→ Set problem
Collect each line holding the string "Murthy".

→ Given data
★ ★ ★ ★ ★ ★ ★
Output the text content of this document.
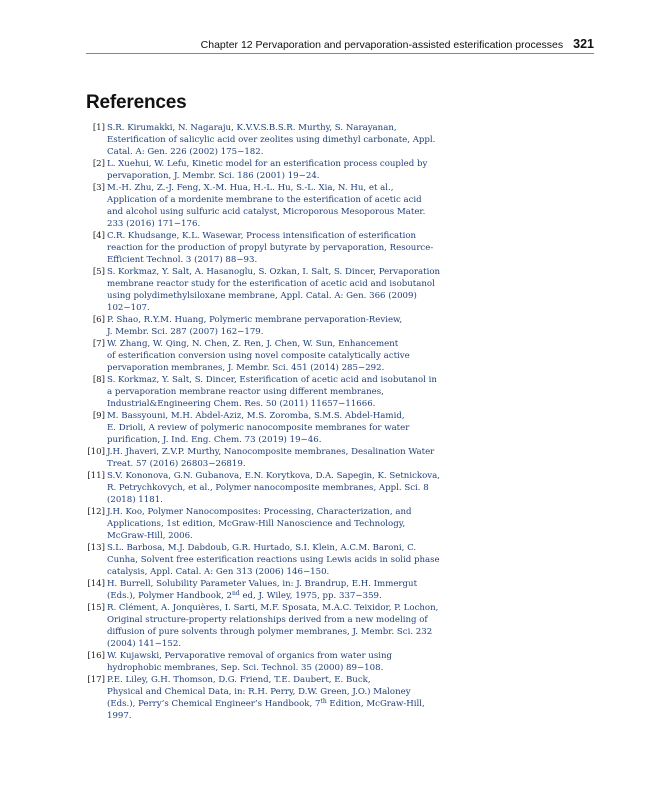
Chapter 12 Pervaporation and pervaporation-assisted esterification processes 321
References
[1] S.R. Kirumakki, N. Nagaraju, K.V.V.S.B.S.R. Murthy, S. Narayanan,
Esterification of salicylic acid over zeolites using dimethyl carbonate, Appl.
Catal. A: Gen. 226 (2002) 175−182.
[2] L. Xuehui, W. Lefu, Kinetic model for an esterification process coupled by
pervaporation, J. Membr. Sci. 186 (2001) 19−24.
[3] M.-H. Zhu, Z.-J. Feng, X.-M. Hua, H.-L. Hu, S.-L. Xia, N. Hu, et al.,
Application of a mordenite membrane to the esterification of acetic acid
and alcohol using sulfuric acid catalyst, Microporous Mesoporous Mater.
233 (2016) 171−176.
[4] C.R. Khudsange, K.L. Wasewar, Process intensification of esterification
reaction for the production of propyl butyrate by pervaporation, Resource-
Efficient Technol. 3 (2017) 88−93.
[5] S. Korkmaz, Y. Salt, A. Hasanoglu, S. Ozkan, I. Salt, S. Dincer, Pervaporation
membrane reactor study for the esterification of acetic acid and isobutanol
using polydimethylsiloxane membrane, Appl. Catal. A: Gen. 366 (2009)
102−107.
[6] P. Shao, R.Y.M. Huang, Polymeric membrane pervaporation-Review,
J. Membr. Sci. 287 (2007) 162−179.
[7] W. Zhang, W. Qing, N. Chen, Z. Ren, J. Chen, W. Sun, Enhancement
of esterification conversion using novel composite catalytically active
pervaporation membranes, J. Membr. Sci. 451 (2014) 285−292.
[8] S. Korkmaz, Y. Salt, S. Dincer, Esterification of acetic acid and isobutanol in
a pervaporation membrane reactor using different membranes,
Industrial&Engineering Chem. Res. 50 (2011) 11657−11666.
[9] M. Bassyouni, M.H. Abdel-Aziz, M.S. Zoromba, S.M.S. Abdel-Hamid,
E. Drioli, A review of polymeric nanocomposite membranes for water
purification, J. Ind. Eng. Chem. 73 (2019) 19−46.
[10] J.H. Jhaveri, Z.V.P. Murthy, Nanocomposite membranes, Desalination Water
Treat. 57 (2016) 26803−26819.
[11] S.V. Kononova, G.N. Gubanova, E.N. Korytkova, D.A. Sapegin, K. Setnickova,
R. Petrychkovych, et al., Polymer nanocomposite membranes, Appl. Sci. 8
(2018) 1181.
[12] J.H. Koo, Polymer Nanocomposites: Processing, Characterization, and
Applications, 1st edition, McGraw-Hill Nanoscience and Technology,
McGraw-Hill, 2006.
[13] S.L. Barbosa, M.J. Dabdoub, G.R. Hurtado, S.I. Klein, A.C.M. Baroni, C.
Cunha, Solvent free esterification reactions using Lewis acids in solid phase
catalysis, Appl. Catal. A: Gen 313 (2006) 146−150.
[14] H. Burrell, Solubility Parameter Values, in: J. Brandrup, E.H. Immergut
(Eds.), Polymer Handbook, 2nd ed, J. Wiley, 1975, pp. 337−359.
[15] R. Clément, A. Jonquières, I. Sarti, M.F. Sposata, M.A.C. Teixidor, P. Lochon,
Original structure-property relationships derived from a new modeling of
diffusion of pure solvents through polymer membranes, J. Membr. Sci. 232
(2004) 141−152.
[16] W. Kujawski, Pervaporative removal of organics from water using
hydrophobic membranes, Sep. Sci. Technol. 35 (2000) 89−108.
[17] P.E. Liley, G.H. Thomson, D.G. Friend, T.E. Daubert, E. Buck,
Physical and Chemical Data, in: R.H. Perry, D.W. Green, J.O.) Maloney
(Eds.), Perry’s Chemical Engineer’s Handbook, 7th Edition, McGraw-Hill,
1997.
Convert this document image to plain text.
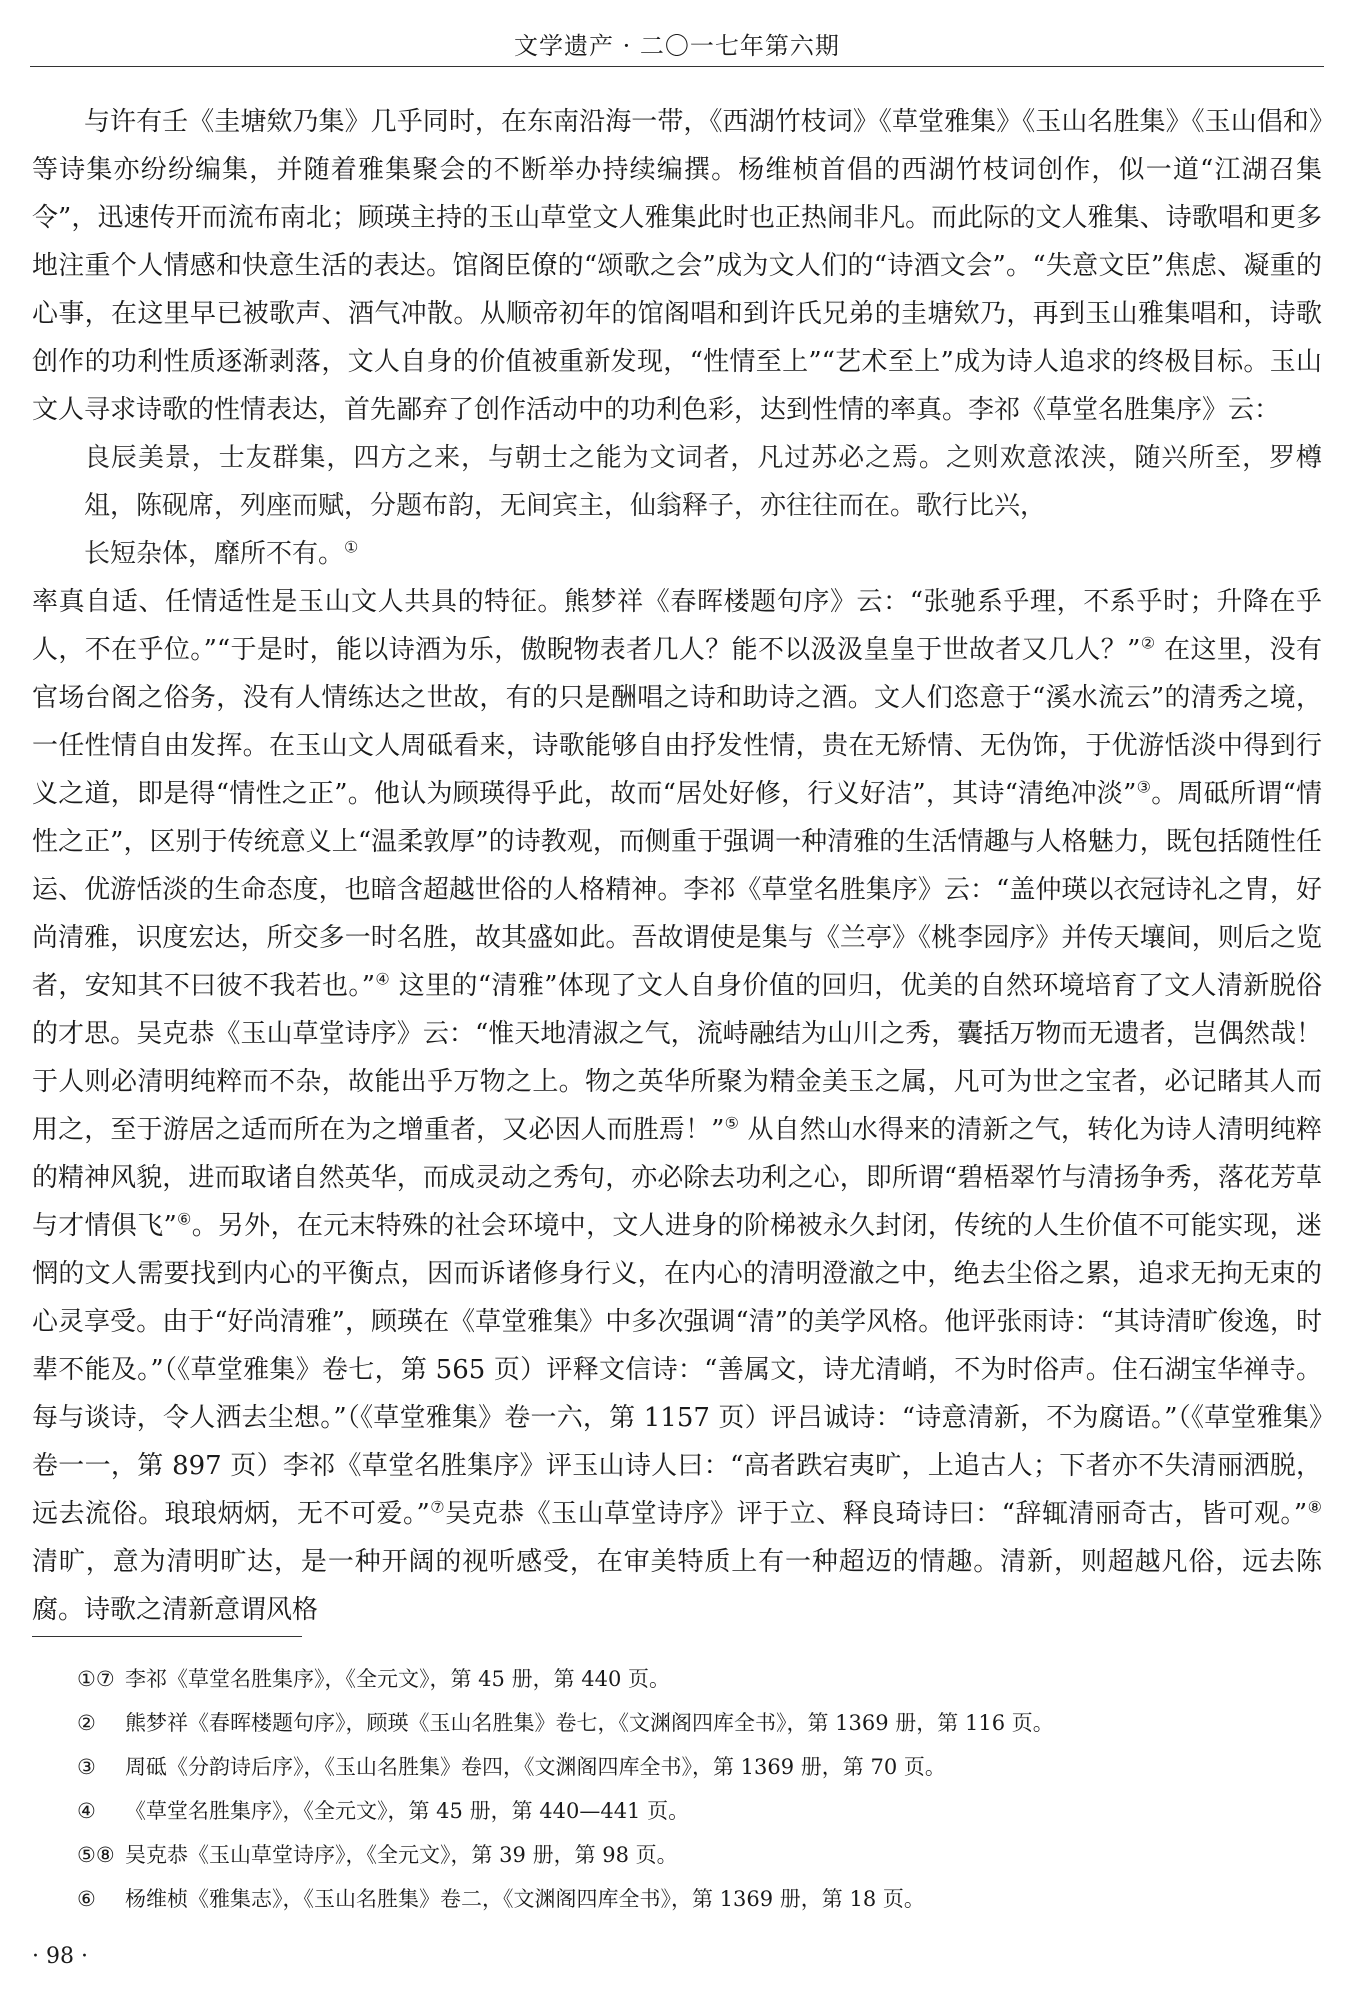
文学遗产 · 二〇一七年第六期

与许有壬《圭塘欸乃集》几乎同时，在东南沿海一带，《西湖竹枝词》《草堂雅集》《玉山名胜集》《玉山倡和》等诗集亦纷纷编集，并随着雅集聚会的不断举办持续编撰。杨维桢首倡的西湖竹枝词创作，似一道“江湖召集令”，迅速传开而流布南北；顾瑛主持的玉山草堂文人雅集此时也正热闹非凡。而此际的文人雅集、诗歌唱和更多地注重个人情感和快意生活的表达。馆阁臣僚的“颂歌之会”成为文人们的“诗酒文会”。“失意文臣”焦虑、凝重的心事，在这里早已被歌声、酒气冲散。从顺帝初年的馆阁唱和到许氏兄弟的圭塘欸乃，再到玉山雅集唱和，诗歌创作的功利性质逐渐剥落，文人自身的价值被重新发现，“性情至上”“艺术至上”成为诗人追求的终极目标。玉山文人寻求诗歌的性情表达，首先鄙弃了创作活动中的功利色彩，达到性情的率真。李祁《草堂名胜集序》云：

良辰美景，士友群集，四方之来，与朝士之能为文词者，凡过苏必之焉。之则欢意浓浃，随兴所至，罗樽俎，陈砚席，列座而赋，分题布韵，无间宾主，仙翁释子，亦往往而在。歌行比兴，
长短杂体，靡所不有。①

率真自适、任情适性是玉山文人共具的特征。熊梦祥《春晖楼题句序》云：“张驰系乎理，不系乎时；升降在乎人，不在乎位。”“于是时，能以诗酒为乐，傲睨物表者几人？能不以汲汲皇皇于世故者又几人？”② 在这里，没有官场台阁之俗务，没有人情练达之世故，有的只是酬唱之诗和助诗之酒。文人们恣意于“溪水流云”的清秀之境，一任性情自由发挥。在玉山文人周砥看来，诗歌能够自由抒发性情，贵在无矫情、无伪饰，于优游恬淡中得到行义之道，即是得“情性之正”。他认为顾瑛得乎此，故而“居处好修，行义好洁”，其诗“清绝冲淡”③。周砥所谓“情性之正”，区别于传统意义上“温柔敦厚”的诗教观，而侧重于强调一种清雅的生活情趣与人格魅力，既包括随性任运、优游恬淡的生命态度，也暗含超越世俗的人格精神。李祁《草堂名胜集序》云：“盖仲瑛以衣冠诗礼之胄，好尚清雅，识度宏达，所交多一时名胜，故其盛如此。吾故谓使是集与《兰亭》《桃李园序》并传天壤间，则后之览者，安知其不曰彼不我若也。”④ 这里的“清雅”体现了文人自身价值的回归，优美的自然环境培育了文人清新脱俗的才思。吴克恭《玉山草堂诗序》云：“惟天地清淑之气，流峙融结为山川之秀，囊括万物而无遗者，岂偶然哉！于人则必清明纯粹而不杂，故能出乎万物之上。物之英华所聚为精金美玉之属，凡可为世之宝者，必记睹其人而用之，至于游居之适而所在为之增重者，又必因人而胜焉！”⑤ 从自然山水得来的清新之气，转化为诗人清明纯粹的精神风貌，进而取诸自然英华，而成灵动之秀句，亦必除去功利之心，即所谓“碧梧翠竹与清扬争秀，落花芳草与才情俱飞”⑥。另外，在元末特殊的社会环境中，文人进身的阶梯被永久封闭，传统的人生价值不可能实现，迷惘的文人需要找到内心的平衡点，因而诉诸修身行义，在内心的清明澄澈之中，绝去尘俗之累，追求无拘无束的心灵享受。由于“好尚清雅”，顾瑛在《草堂雅集》中多次强调“清”的美学风格。他评张雨诗：“其诗清旷俊逸，时辈不能及。”（《草堂雅集》卷七，第 565 页）评释文信诗：“善属文，诗尤清峭，不为时俗声。住石湖宝华禅寺。每与谈诗，令人洒去尘想。”（《草堂雅集》卷一六，第 1157 页）评吕诚诗：“诗意清新，不为腐语。”（《草堂雅集》卷一一，第 897 页）李祁《草堂名胜集序》评玉山诗人曰：“高者跌宕夷旷，上追古人；下者亦不失清丽洒脱，远去流俗。琅琅炳炳，无不可爱。”⑦吴克恭《玉山草堂诗序》评于立、释良琦诗曰：“辞辄清丽奇古，皆可观。”⑧清旷，意为清明旷达，是一种开阔的视听感受，在审美特质上有一种超迈的情趣。清新，则超越凡俗，远去陈腐。诗歌之清新意谓风格

①⑦ 李祁《草堂名胜集序》，《全元文》，第 45 册，第 440 页。

② 熊梦祥《春晖楼题句序》，顾瑛《玉山名胜集》卷七，《文渊阁四库全书》，第 1369 册，第 116 页。

③ 周砥《分韵诗后序》，《玉山名胜集》卷四，《文渊阁四库全书》，第 1369 册，第 70 页。

④ 《草堂名胜集序》，《全元文》，第 45 册，第 440—441 页。

⑤⑧ 吴克恭《玉山草堂诗序》，《全元文》，第 39 册，第 98 页。

⑥ 杨维桢《雅集志》，《玉山名胜集》卷二，《文渊阁四库全书》，第 1369 册，第 18 页。

· 98 ·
★ ★ ★ ★ ★ ★ ★
→ Solution
[1] S.R. Kirumakki, N. Nagaraju, K.V.V.S.B.S.R. Murthy, S. Narayanan,
[10] J.H. Jhaveri, Z.V.P. Murthy, Nanocomposite membranes, Desalination Water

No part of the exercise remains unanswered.